#### Work to do:
Return the following lines verbatim, every one of them, without any changes.
──────── Records for the task
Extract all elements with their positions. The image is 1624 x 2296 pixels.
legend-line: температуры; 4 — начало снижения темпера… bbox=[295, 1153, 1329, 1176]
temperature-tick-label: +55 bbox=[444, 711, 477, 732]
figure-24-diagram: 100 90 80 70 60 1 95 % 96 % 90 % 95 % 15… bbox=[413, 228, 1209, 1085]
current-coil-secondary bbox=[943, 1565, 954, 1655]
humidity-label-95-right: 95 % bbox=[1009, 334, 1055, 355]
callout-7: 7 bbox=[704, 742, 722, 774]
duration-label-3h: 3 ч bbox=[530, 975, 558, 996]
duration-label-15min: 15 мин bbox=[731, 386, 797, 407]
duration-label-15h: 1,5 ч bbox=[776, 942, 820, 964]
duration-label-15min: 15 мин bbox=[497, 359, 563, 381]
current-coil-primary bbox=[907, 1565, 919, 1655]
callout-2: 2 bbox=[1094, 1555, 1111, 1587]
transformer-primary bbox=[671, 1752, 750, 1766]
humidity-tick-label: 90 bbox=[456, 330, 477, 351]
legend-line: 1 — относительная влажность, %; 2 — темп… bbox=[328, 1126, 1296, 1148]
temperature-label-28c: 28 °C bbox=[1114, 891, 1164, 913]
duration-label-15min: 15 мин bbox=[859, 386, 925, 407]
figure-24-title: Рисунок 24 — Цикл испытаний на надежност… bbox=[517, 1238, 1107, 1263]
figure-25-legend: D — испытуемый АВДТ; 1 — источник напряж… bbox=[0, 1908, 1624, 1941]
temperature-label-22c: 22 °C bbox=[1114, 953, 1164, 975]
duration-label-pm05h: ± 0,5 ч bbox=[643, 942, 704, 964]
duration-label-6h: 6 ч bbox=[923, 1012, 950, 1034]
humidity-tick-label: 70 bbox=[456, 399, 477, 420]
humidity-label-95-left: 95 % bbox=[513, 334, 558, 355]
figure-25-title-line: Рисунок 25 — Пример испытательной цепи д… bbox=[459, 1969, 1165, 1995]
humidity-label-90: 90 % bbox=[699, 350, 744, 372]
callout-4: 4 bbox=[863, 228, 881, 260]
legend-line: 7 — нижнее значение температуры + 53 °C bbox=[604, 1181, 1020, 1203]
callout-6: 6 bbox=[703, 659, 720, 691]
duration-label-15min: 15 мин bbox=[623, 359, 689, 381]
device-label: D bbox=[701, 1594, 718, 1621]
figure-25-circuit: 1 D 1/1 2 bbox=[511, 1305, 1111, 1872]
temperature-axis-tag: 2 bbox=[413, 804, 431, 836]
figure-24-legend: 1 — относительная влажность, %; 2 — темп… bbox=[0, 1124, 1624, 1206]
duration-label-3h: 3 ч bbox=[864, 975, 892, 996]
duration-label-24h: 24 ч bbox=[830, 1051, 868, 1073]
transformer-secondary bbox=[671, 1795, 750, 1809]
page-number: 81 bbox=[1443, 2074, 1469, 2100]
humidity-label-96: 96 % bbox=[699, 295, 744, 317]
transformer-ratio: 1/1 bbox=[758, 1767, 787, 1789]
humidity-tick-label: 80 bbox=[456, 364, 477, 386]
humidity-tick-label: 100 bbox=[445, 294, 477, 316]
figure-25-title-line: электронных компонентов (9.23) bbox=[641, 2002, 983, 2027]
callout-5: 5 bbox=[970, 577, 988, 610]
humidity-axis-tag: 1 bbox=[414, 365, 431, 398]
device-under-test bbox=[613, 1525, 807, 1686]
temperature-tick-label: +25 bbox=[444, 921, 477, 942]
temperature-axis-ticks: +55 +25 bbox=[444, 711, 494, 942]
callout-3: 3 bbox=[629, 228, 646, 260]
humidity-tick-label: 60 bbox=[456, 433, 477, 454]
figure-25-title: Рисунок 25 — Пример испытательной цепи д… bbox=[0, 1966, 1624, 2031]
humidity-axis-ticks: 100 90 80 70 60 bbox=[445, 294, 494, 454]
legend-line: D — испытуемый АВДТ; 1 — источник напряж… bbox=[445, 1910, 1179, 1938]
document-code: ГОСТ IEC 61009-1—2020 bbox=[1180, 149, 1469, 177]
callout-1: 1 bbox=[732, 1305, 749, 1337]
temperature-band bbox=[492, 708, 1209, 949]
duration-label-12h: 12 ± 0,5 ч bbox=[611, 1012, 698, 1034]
────────────────
#### Final result:
Extract all elements with their positions. The image is 1624 x 2296 pixels.
legend-line: температуры; 4 — начало снижения темпера… bbox=[295, 1153, 1329, 1176]
temperature-tick-label: +55 bbox=[444, 711, 477, 732]
figure-24-diagram: 100 90 80 70 60 1 95 % 96 % 90 % 95 % 15… bbox=[413, 228, 1209, 1085]
current-coil-secondary bbox=[943, 1565, 954, 1655]
humidity-label-95-right: 95 % bbox=[1009, 334, 1055, 355]
callout-7: 7 bbox=[704, 742, 722, 774]
duration-label-3h: 3 ч bbox=[530, 975, 558, 996]
duration-label-15min: 15 мин bbox=[731, 386, 797, 407]
duration-label-15h: 1,5 ч bbox=[776, 942, 820, 964]
duration-label-15min: 15 мин bbox=[497, 359, 563, 381]
current-coil-primary bbox=[907, 1565, 919, 1655]
callout-2: 2 bbox=[1094, 1555, 1111, 1587]
transformer-primary bbox=[671, 1752, 750, 1766]
humidity-tick-label: 90 bbox=[456, 330, 477, 351]
legend-line: 1 — относительная влажность, %; 2 — темп… bbox=[328, 1126, 1296, 1148]
temperature-label-28c: 28 °C bbox=[1114, 891, 1164, 913]
duration-label-15min: 15 мин bbox=[859, 386, 925, 407]
figure-24-title: Рисунок 24 — Цикл испытаний на надежност… bbox=[517, 1238, 1107, 1263]
figure-25-legend: D — испытуемый АВДТ; 1 — источник напряж… bbox=[0, 1908, 1624, 1941]
temperature-label-22c: 22 °C bbox=[1114, 953, 1164, 975]
duration-label-pm05h: ± 0,5 ч bbox=[643, 942, 704, 964]
duration-label-6h: 6 ч bbox=[923, 1012, 950, 1034]
humidity-tick-label: 70 bbox=[456, 399, 477, 420]
humidity-label-95-left: 95 % bbox=[513, 334, 558, 355]
figure-25-title-line: Рисунок 25 — Пример испытательной цепи д… bbox=[459, 1969, 1165, 1995]
humidity-label-90: 90 % bbox=[699, 350, 744, 372]
callout-4: 4 bbox=[863, 228, 881, 260]
legend-line: 7 — нижнее значение температуры + 53 °C bbox=[604, 1181, 1020, 1203]
callout-6: 6 bbox=[703, 659, 720, 691]
duration-label-15min: 15 мин bbox=[623, 359, 689, 381]
device-label: D bbox=[701, 1594, 718, 1621]
figure-25-circuit: 1 D 1/1 2 bbox=[511, 1305, 1111, 1872]
temperature-axis-tag: 2 bbox=[413, 804, 431, 836]
figure-24-legend: 1 — относительная влажность, %; 2 — темп… bbox=[0, 1124, 1624, 1206]
duration-label-3h: 3 ч bbox=[864, 975, 892, 996]
duration-label-24h: 24 ч bbox=[830, 1051, 868, 1073]
transformer-secondary bbox=[671, 1795, 750, 1809]
page-number: 81 bbox=[1443, 2074, 1469, 2100]
humidity-label-96: 96 % bbox=[699, 295, 744, 317]
transformer-ratio: 1/1 bbox=[758, 1767, 787, 1789]
humidity-tick-label: 80 bbox=[456, 364, 477, 386]
humidity-tick-label: 100 bbox=[445, 294, 477, 316]
figure-25-title-line: электронных компонентов (9.23) bbox=[641, 2002, 983, 2027]
callout-5: 5 bbox=[970, 577, 988, 610]
humidity-axis-tag: 1 bbox=[414, 365, 431, 398]
device-under-test bbox=[613, 1525, 807, 1686]
temperature-tick-label: +25 bbox=[444, 921, 477, 942]
temperature-axis-ticks: +55 +25 bbox=[444, 711, 494, 942]
callout-3: 3 bbox=[629, 228, 646, 260]
humidity-tick-label: 60 bbox=[456, 433, 477, 454]
figure-25-title: Рисунок 25 — Пример испытательной цепи д… bbox=[0, 1966, 1624, 2031]
humidity-axis-ticks: 100 90 80 70 60 bbox=[445, 294, 494, 454]
legend-line: D — испытуемый АВДТ; 1 — источник напряж… bbox=[445, 1910, 1179, 1938]
document-code: ГОСТ IEC 61009-1—2020 bbox=[1180, 149, 1469, 177]
callout-1: 1 bbox=[732, 1305, 749, 1337]
temperature-band bbox=[492, 708, 1209, 949]
duration-label-12h: 12 ± 0,5 ч bbox=[611, 1012, 698, 1034]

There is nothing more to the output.